[Requirement]
Identify every line of the records below that contains the string "icon", and copy each of those lines.

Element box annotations
***

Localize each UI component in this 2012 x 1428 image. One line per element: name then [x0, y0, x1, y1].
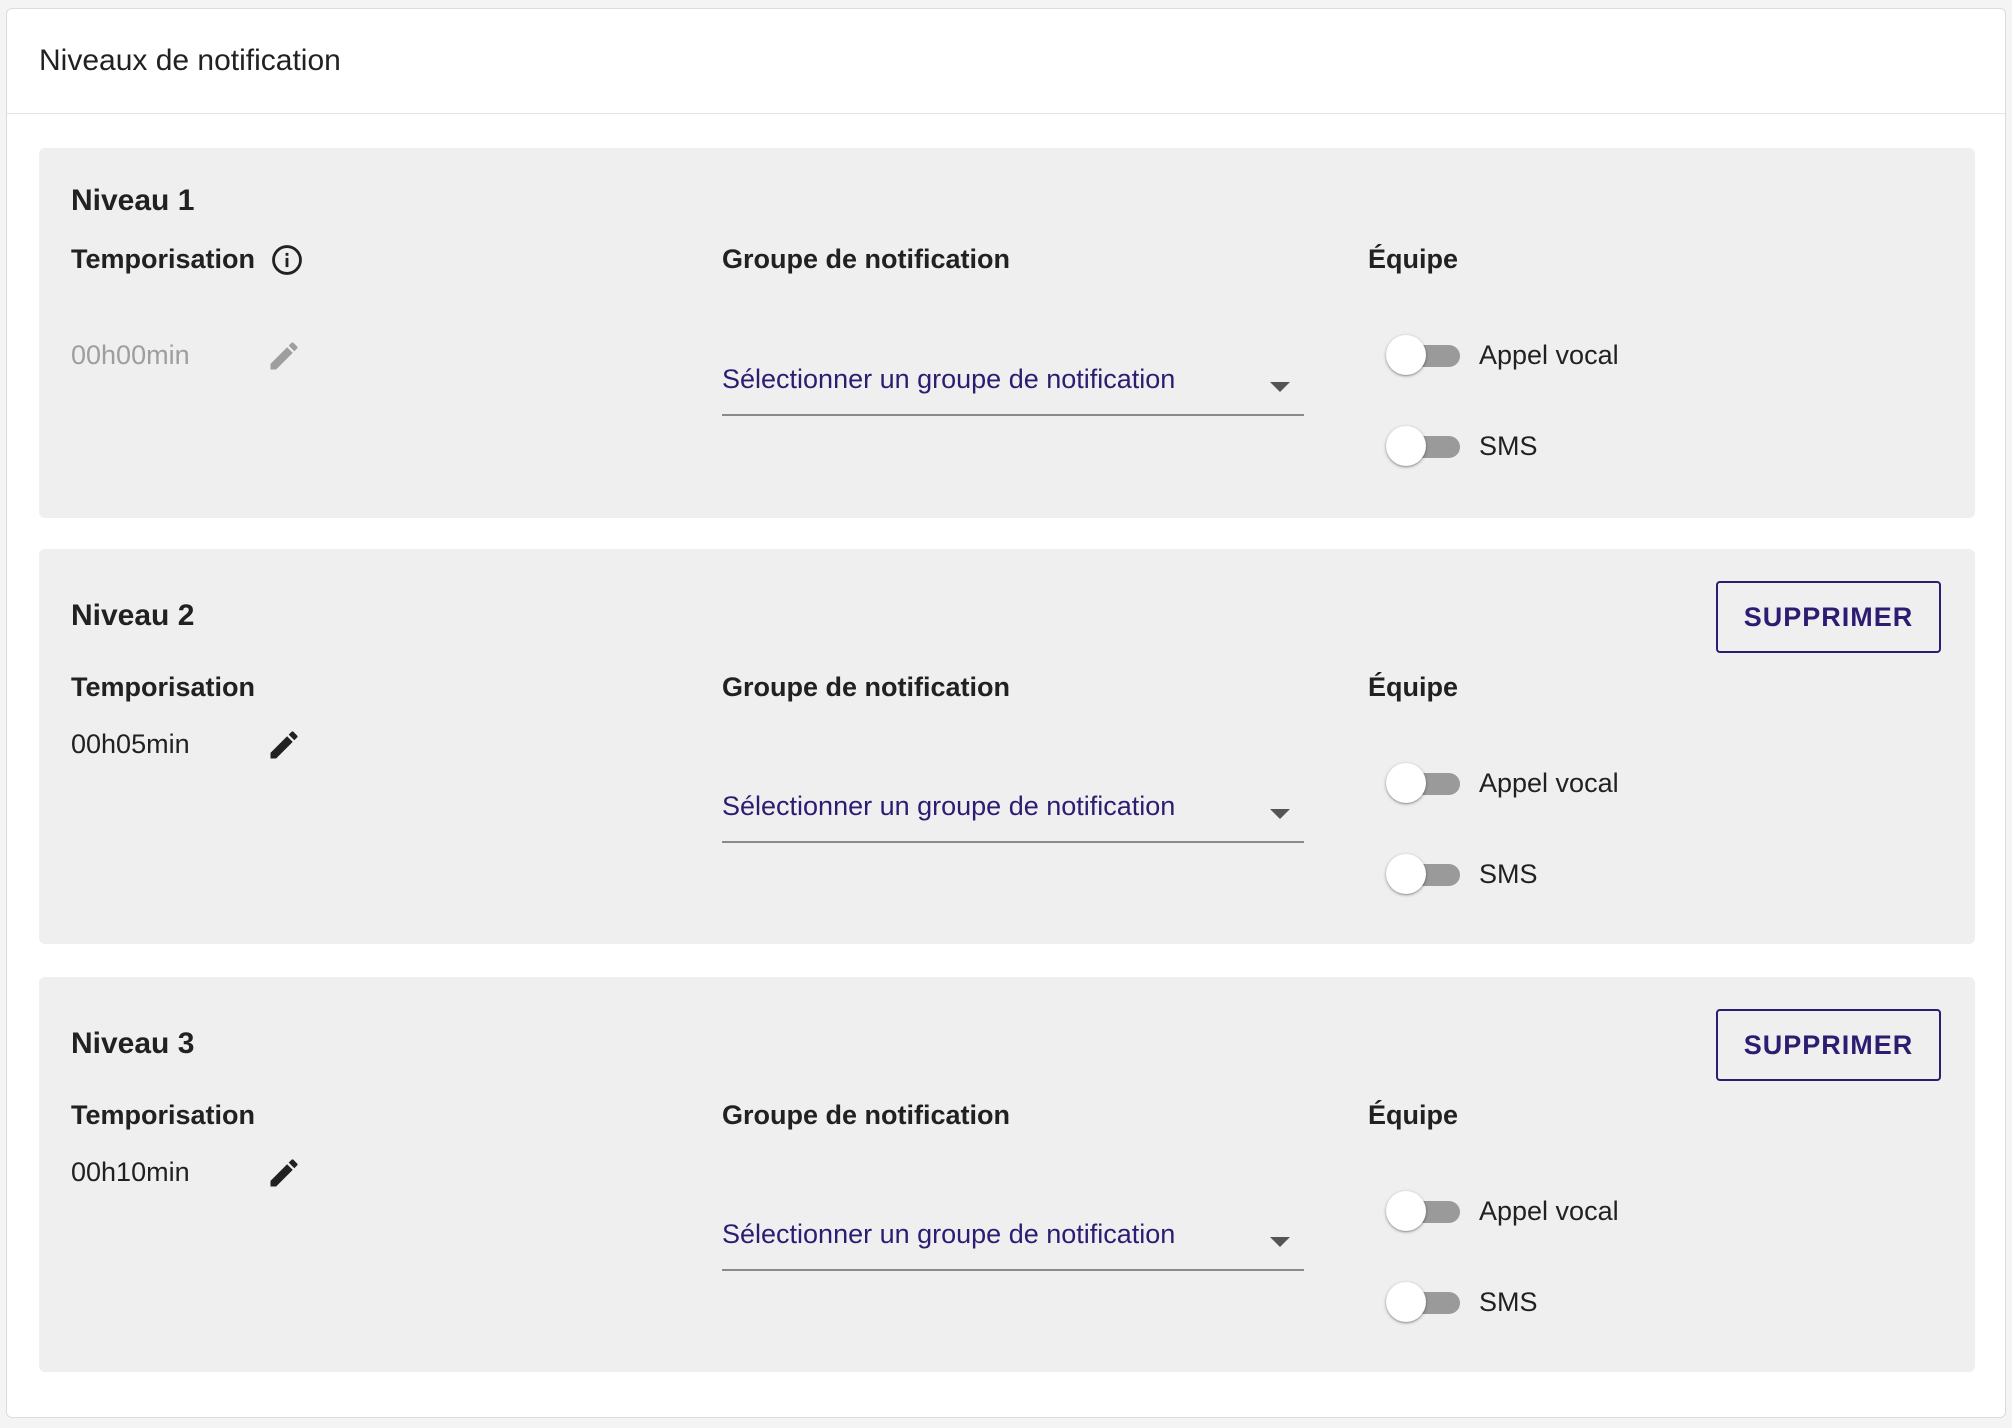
notification-group-select[interactable]: Sélectionner un groupe de notification [722, 781, 1304, 843]
team-label: Équipe [1368, 244, 1459, 274]
level-title: Niveau 3 [71, 1027, 195, 1060]
level-title: Niveau 1 [71, 184, 195, 217]
delay-value: 00h10min [71, 1157, 190, 1187]
voice-call-label: Appel vocal [1479, 1196, 1619, 1226]
level-1-section: Niveau 1 Temporisation 00h00min Groupe d… [39, 148, 1975, 518]
group-label: Groupe de notification [722, 1100, 1010, 1130]
page-title: Niveaux de notification [39, 44, 341, 77]
group-label: Groupe de notification [722, 672, 1010, 702]
select-placeholder: Sélectionner un groupe de notification [722, 791, 1176, 821]
sms-label: SMS [1479, 859, 1538, 889]
team-label: Équipe [1368, 672, 1459, 702]
pencil-icon[interactable] [266, 338, 302, 374]
notification-levels-card: Niveaux de notification Niveau 1 Tempori… [6, 8, 2006, 1418]
delay-value: 00h05min [71, 729, 190, 759]
toggle-thumb [1386, 854, 1426, 894]
card-header: Niveaux de notification [7, 9, 2005, 114]
voice-call-toggle[interactable] [1386, 333, 1460, 377]
level-title: Niveau 2 [71, 599, 195, 632]
delete-button[interactable]: SUPPRIMER [1716, 1009, 1941, 1081]
sms-label: SMS [1479, 431, 1538, 461]
select-placeholder: Sélectionner un groupe de notification [722, 1219, 1176, 1249]
sms-toggle[interactable] [1386, 1280, 1460, 1324]
info-icon[interactable] [270, 243, 304, 277]
caret-down-icon [1270, 809, 1290, 819]
select-placeholder: Sélectionner un groupe de notification [722, 364, 1176, 394]
delay-label: Temporisation [71, 1100, 256, 1130]
notification-group-select[interactable]: Sélectionner un groupe de notification [722, 354, 1304, 416]
pencil-icon[interactable] [266, 1155, 302, 1191]
voice-call-label: Appel vocal [1479, 340, 1619, 370]
level-3-section: Niveau 3 SUPPRIMER Temporisation 00h10mi… [39, 977, 1975, 1372]
delay-label: Temporisation [71, 244, 256, 274]
notification-group-select[interactable]: Sélectionner un groupe de notification [722, 1209, 1304, 1271]
pencil-icon[interactable] [266, 727, 302, 763]
level-2-section: Niveau 2 SUPPRIMER Temporisation 00h05mi… [39, 549, 1975, 944]
caret-down-icon [1270, 382, 1290, 392]
sms-toggle[interactable] [1386, 424, 1460, 468]
sms-toggle[interactable] [1386, 852, 1460, 896]
group-label: Groupe de notification [722, 244, 1010, 274]
voice-call-toggle[interactable] [1386, 761, 1460, 805]
delete-button[interactable]: SUPPRIMER [1716, 581, 1941, 653]
voice-call-label: Appel vocal [1479, 768, 1619, 798]
caret-down-icon [1270, 1237, 1290, 1247]
toggle-thumb [1386, 426, 1426, 466]
team-label: Équipe [1368, 1100, 1459, 1130]
sms-label: SMS [1479, 1287, 1538, 1317]
toggle-thumb [1386, 1191, 1426, 1231]
voice-call-toggle[interactable] [1386, 1189, 1460, 1233]
delay-label: Temporisation [71, 672, 256, 702]
delay-value: 00h00min [71, 340, 190, 370]
toggle-thumb [1386, 335, 1426, 375]
toggle-thumb [1386, 763, 1426, 803]
toggle-thumb [1386, 1282, 1426, 1322]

***

[Worked answer]
pencil-icon[interactable] [266, 338, 302, 374]
info-icon[interactable] [270, 243, 304, 277]
caret-down-icon [1270, 809, 1290, 819]
pencil-icon[interactable] [266, 1155, 302, 1191]
pencil-icon[interactable] [266, 727, 302, 763]
caret-down-icon [1270, 382, 1290, 392]
caret-down-icon [1270, 1237, 1290, 1247]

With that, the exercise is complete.